Citigroup economists on Wednesday raised their global growth forecast slightly and see a “less hard” landing but still expect the world’s economy to grow at the slowest pace in 40 years.
The Wall Street brokerage now sees global growth slowing this year to about 2.2 per cent, 0.25 per cent higher than their previous estimate due to improving macroeconomic trends, it said in a note by economists led by Nathan Sheets.
Citigroup said its cautious pessimism is due to China's stronger and clearer economic outlook than previously estimated, stagnation in the euro area as opposed to a contraction estimated earlier and resilience in the United States.
The bank, however, said that stubbornly high inflation across the globe may temper growth.
“By our reckoning, global headline inflation is still running somewhere in the 6-7 per cent range, well above central bank targets,” Mr Sheets said.
Echoing Bank of America and Goldman Sachs views last week, the brokerage also said it expected the US Federal Reserve to hike rates thrice this year, taking the Fed funds rate beyond 5 per cent.
Globally, US stocks posted strong gains in the beginning of the year after a rout in 2022, on expectations that inflation has peaked, China’s reopening and a pause or cut in interest rates.
But after more macroeconomic data pointed to sticky inflation, central banks including the Fed signalled more rate hikes.
“It appears that 2023 will be the year when the effects of that hiking cycle more fully play through,” Citigroup added.

_Given instruction A_
According to the article on Citigroup's forecast, what global growth rate does the brokerage now expect for this year?

_Excerpted records_
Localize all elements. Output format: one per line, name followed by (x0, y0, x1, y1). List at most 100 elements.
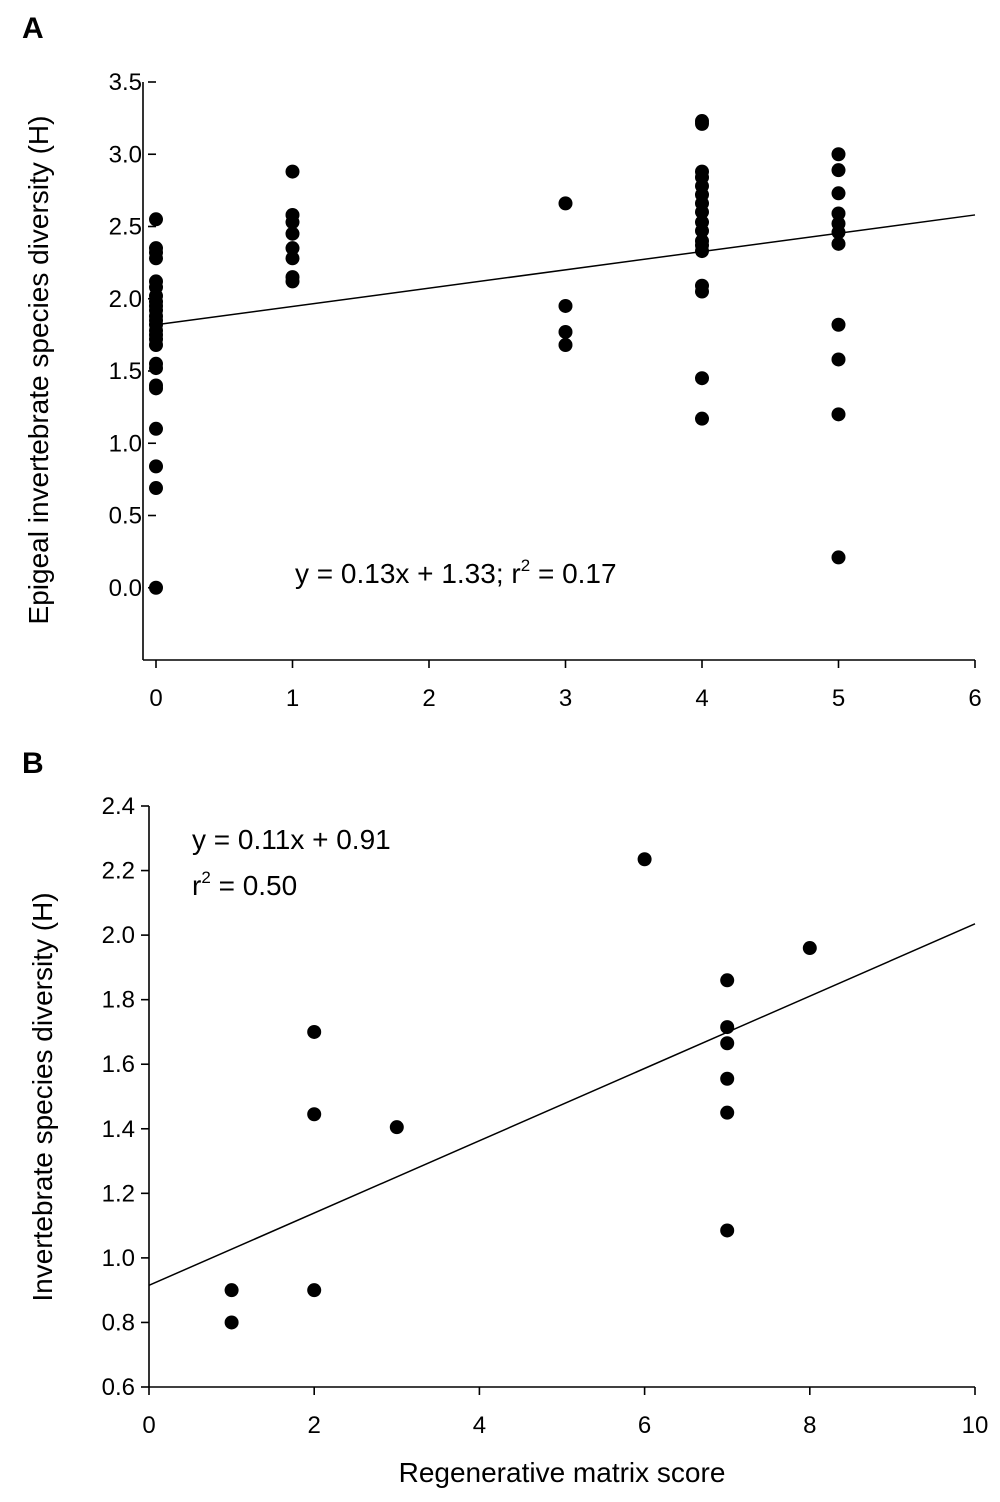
b-data-point (307, 1107, 322, 1122)
panel-a-equation: y = 0.13x + 1.33; r2 = 0.17 (295, 556, 617, 589)
b-data-point (224, 1283, 239, 1298)
panel-a: A 0.0 0.5 1.0 1.5 2.0 2.5 3.0 3.5 0 1 2 3 4 5 6 Epige… (22, 12, 982, 712)
a-data-point (285, 274, 300, 289)
a-data-point (695, 223, 709, 238)
a-data-point (558, 298, 573, 313)
panel-b-equation-sup: 2 (201, 868, 210, 887)
a-data-point (695, 205, 709, 220)
panel-b-equation-tail: = 0.50 (211, 870, 297, 901)
a-data-point (558, 324, 573, 339)
a-data-point (695, 116, 709, 131)
b-y-tick-label: 2.2 (102, 858, 135, 885)
b-y-tick-label: 1.2 (102, 1180, 135, 1207)
a-x-tick-label: 4 (695, 685, 708, 712)
b-data-point (307, 1283, 322, 1298)
b-y-tick-label: 1.0 (102, 1245, 135, 1272)
panel-b-x-ticks: 0 2 4 6 8 10 (142, 1387, 988, 1439)
b-trend-line (148, 923, 976, 1287)
a-y-tick-label: 3.0 (109, 141, 142, 168)
panel-a-x-ticks: 0 1 2 3 4 5 6 (149, 660, 982, 712)
panel-a-equation-tail: = 0.17 (530, 558, 616, 589)
panel-a-points (149, 114, 846, 595)
a-data-point (831, 550, 846, 565)
a-data-point (149, 580, 163, 595)
a-data-point (149, 361, 163, 376)
panel-a-equation-sup: 2 (521, 556, 530, 575)
panel-b-trend-group (148, 923, 976, 1287)
a-data-point (558, 337, 573, 352)
b-x-tick-label: 4 (473, 1412, 486, 1439)
panel-a-letter: A (22, 12, 44, 45)
a-data-point (149, 481, 163, 496)
a-data-point (558, 196, 573, 211)
a-y-tick-label: 1.0 (109, 430, 142, 457)
b-y-tick-label: 0.8 (102, 1309, 135, 1336)
panel-a-y-ticks: 0.0 0.5 1.0 1.5 2.0 2.5 3.0 3.5 (109, 69, 156, 602)
a-data-point (831, 163, 846, 178)
a-y-tick-label: 1.5 (109, 358, 142, 385)
a-data-point (285, 241, 300, 256)
b-data-point (720, 973, 735, 988)
panel-b-x-axis-title: Regenerative matrix score (399, 1457, 726, 1488)
a-data-point (285, 164, 300, 179)
a-x-tick-label: 6 (968, 685, 981, 712)
a-data-point (831, 147, 846, 162)
a-data-point (285, 215, 300, 230)
b-y-tick-label: 0.6 (102, 1374, 135, 1401)
a-data-point (695, 411, 709, 426)
a-data-point (831, 352, 846, 367)
b-x-tick-label: 6 (638, 1412, 651, 1439)
b-data-point (720, 1020, 735, 1035)
a-x-tick-label: 2 (422, 685, 435, 712)
b-y-tick-label: 1.6 (102, 1051, 135, 1078)
b-data-point (224, 1315, 239, 1330)
b-data-point (802, 941, 817, 956)
b-x-tick-label: 2 (308, 1412, 321, 1439)
b-data-point (389, 1120, 404, 1135)
a-data-point (285, 251, 300, 266)
b-data-point (720, 1223, 735, 1238)
a-data-point (149, 251, 163, 266)
a-data-point (831, 407, 846, 422)
a-y-tick-label: 0.0 (109, 575, 142, 602)
a-data-point (695, 244, 709, 259)
panel-b-y-ticks: 0.6 0.8 1.0 1.2 1.4 1.6 1.8 2.0 2.2 2.4 (102, 793, 149, 1401)
a-data-point (831, 186, 846, 201)
panel-b-equation-line2: r2 = 0.50 (192, 868, 297, 901)
a-data-point (149, 337, 163, 352)
b-y-tick-label: 2.0 (102, 922, 135, 949)
a-data-point (695, 284, 709, 299)
panel-b-equation-r: r (192, 870, 201, 901)
a-y-tick-label: 0.5 (109, 503, 142, 530)
b-y-tick-label: 2.4 (102, 793, 135, 820)
b-y-tick-label: 1.4 (102, 1116, 135, 1143)
b-data-point (637, 852, 652, 867)
b-x-tick-label: 0 (142, 1412, 155, 1439)
a-x-tick-label: 3 (559, 685, 572, 712)
a-y-tick-label: 3.5 (109, 69, 142, 96)
a-data-point (831, 236, 846, 251)
panel-b-points (224, 852, 817, 1330)
b-x-tick-label: 8 (803, 1412, 816, 1439)
b-data-point (720, 1105, 735, 1120)
panel-b-equation-line1: y = 0.11x + 0.91 (192, 824, 391, 855)
a-data-point (285, 226, 300, 241)
b-data-point (720, 1036, 735, 1051)
a-data-point (831, 317, 846, 332)
a-x-tick-label: 1 (286, 685, 299, 712)
panel-b-y-axis-title: Invertebrate species diversity (H) (27, 892, 58, 1301)
panel-b-letter: B (22, 747, 44, 780)
a-data-point (831, 206, 846, 221)
a-data-point (149, 212, 163, 227)
a-x-tick-label: 5 (832, 685, 845, 712)
b-data-point (720, 1071, 735, 1086)
a-y-tick-label: 2.5 (109, 214, 142, 241)
a-data-point (149, 381, 163, 396)
panel-a-y-axis-title: Epigeal invertebrate species diversity (… (23, 116, 54, 625)
panel-b: B 0.6 0.8 1.0 1.2 1.4 1.6 1.8 2.0 2.2 2.4 0 2 4 6 8 10… (22, 747, 988, 1488)
a-data-point (831, 225, 846, 240)
a-data-point (149, 421, 163, 436)
a-data-point (149, 459, 163, 474)
b-data-point (307, 1024, 322, 1039)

_Given instruction B_
In the listing, retype every line from the line with "b-data-point (307, 1107, 322, 1122)" to the line with "panel-a-y-ticks: 0.0 0.5", both included, with no changes.

_Worked solution A_
About 2.2 per cent.

_Worked solution B_
b-data-point (307, 1107, 322, 1122)
panel-a-equation: y = 0.13x + 1.33; r2 = 0.17 (295, 556, 617, 589)
b-data-point (224, 1283, 239, 1298)
panel-a: A 0.0 0.5 1.0 1.5 2.0 2.5 3.0 3.5 0 1 2 3 4 5 6 Epige… (22, 12, 982, 712)
a-data-point (285, 274, 300, 289)
a-data-point (695, 223, 709, 238)
a-data-point (558, 298, 573, 313)
panel-b-equation-sup: 2 (201, 868, 210, 887)
a-data-point (695, 205, 709, 220)
panel-b-equation-tail: = 0.50 (211, 870, 297, 901)
a-data-point (558, 324, 573, 339)
a-data-point (695, 116, 709, 131)
b-y-tick-label: 2.2 (102, 858, 135, 885)
b-y-tick-label: 1.2 (102, 1180, 135, 1207)
a-x-tick-label: 4 (695, 685, 708, 712)
b-data-point (307, 1283, 322, 1298)
b-y-tick-label: 1.0 (102, 1245, 135, 1272)
panel-b-x-ticks: 0 2 4 6 8 10 (142, 1387, 988, 1439)
b-trend-line (148, 923, 976, 1287)
a-y-tick-label: 3.0 (109, 141, 142, 168)
panel-a-x-ticks: 0 1 2 3 4 5 6 (149, 660, 982, 712)
panel-a-equation-tail: = 0.17 (530, 558, 616, 589)
panel-a-points (149, 114, 846, 595)
a-data-point (831, 550, 846, 565)
a-data-point (149, 580, 163, 595)
a-data-point (149, 361, 163, 376)
panel-a-equation-sup: 2 (521, 556, 530, 575)
panel-b-trend-group (148, 923, 976, 1287)
a-data-point (558, 337, 573, 352)
b-x-tick-label: 4 (473, 1412, 486, 1439)
panel-a-letter: A (22, 12, 44, 45)
a-data-point (149, 481, 163, 496)
a-data-point (558, 196, 573, 211)
a-y-tick-label: 1.0 (109, 430, 142, 457)
b-y-tick-label: 0.8 (102, 1309, 135, 1336)
panel-a-y-ticks: 0.0 0.5 1.0 1.5 2.0 2.5 3.0 3.5 (109, 69, 156, 602)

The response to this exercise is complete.